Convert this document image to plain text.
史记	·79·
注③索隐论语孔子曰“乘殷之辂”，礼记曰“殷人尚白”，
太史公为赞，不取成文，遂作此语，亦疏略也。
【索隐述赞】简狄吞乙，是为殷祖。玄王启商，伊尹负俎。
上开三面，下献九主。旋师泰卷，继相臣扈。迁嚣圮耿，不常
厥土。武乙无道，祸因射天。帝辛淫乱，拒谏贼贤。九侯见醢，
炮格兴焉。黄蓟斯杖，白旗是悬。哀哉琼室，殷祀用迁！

◆ ◆ ◆ ◆ ◆

Task statement: Retype the data exactly as given.

The result:
Convert this document image to plain text.
史记	·79·
注③索隐论语孔子曰“乘殷之辂”，礼记曰“殷人尚白”，
太史公为赞，不取成文，遂作此语，亦疏略也。
【索隐述赞】简狄吞乙，是为殷祖。玄王启商，伊尹负俎。
上开三面，下献九主。旋师泰卷，继相臣扈。迁嚣圮耿，不常
厥土。武乙无道，祸因射天。帝辛淫乱，拒谏贼贤。九侯见醢，
炮格兴焉。黄蓟斯杖，白旗是悬。哀哉琼室，殷祀用迁！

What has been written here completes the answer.